──────── Data in this exercise
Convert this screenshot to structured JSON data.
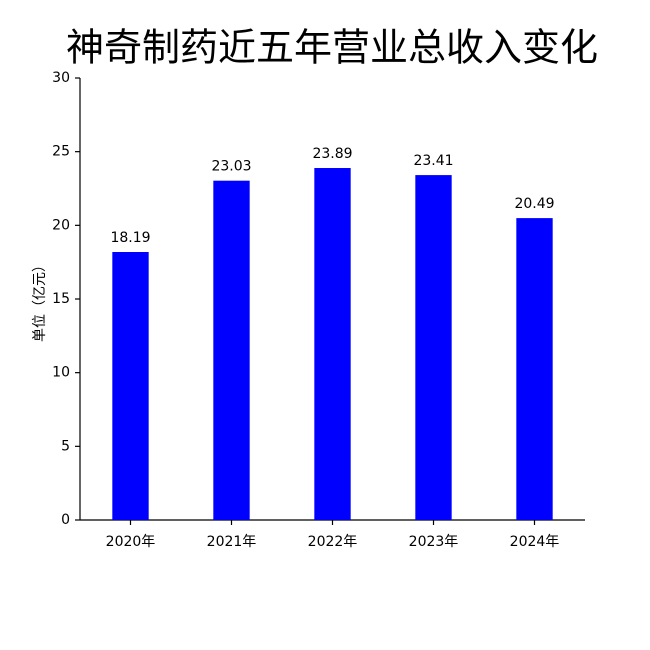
{
  "chart_data": {
    "type": "bar",
    "title": "神奇制药近五年营业总收入变化",
    "y_label": "单位（亿元）",
    "categories": [
      "2020年",
      "2021年",
      "2022年",
      "2023年",
      "2024年"
    ],
    "values": [
      18.19,
      23.03,
      23.89,
      23.41,
      20.49
    ],
    "color": "#0000ff",
    "ylim": [
      0,
      30
    ],
    "yticks": [
      0,
      5,
      10,
      15,
      20,
      25,
      30
    ],
    "grid": false
  }
}
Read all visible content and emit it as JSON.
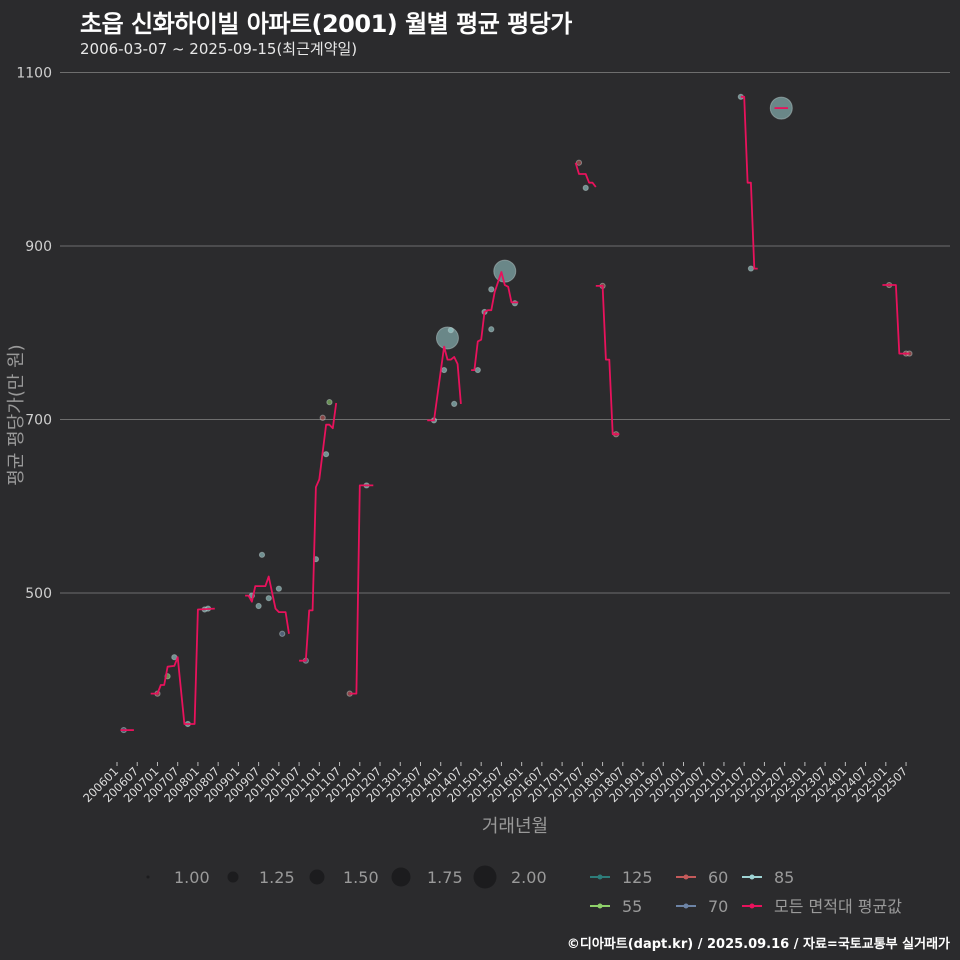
────────────────
Written instruction: Images in the records should not be copied. Repeat all the rest exactly.

Output for this exercise:
Convert this screenshot to structured JSON data.
{
  "chart_data": {
    "type": "bar",
    "title": "神奇制药近五年营业总收入变化",
    "y_label": "单位（亿元）",
    "categories": [
      "2020年",
      "2021年",
      "2022年",
      "2023年",
      "2024年"
    ],
    "values": [
      18.19,
      23.03,
      23.89,
      23.41,
      20.49
    ],
    "color": "#0000ff",
    "ylim": [
      0,
      30
    ],
    "yticks": [
      0,
      5,
      10,
      15,
      20,
      25,
      30
    ],
    "grid": false
  }
}
Read all visible content and emit it as JSON.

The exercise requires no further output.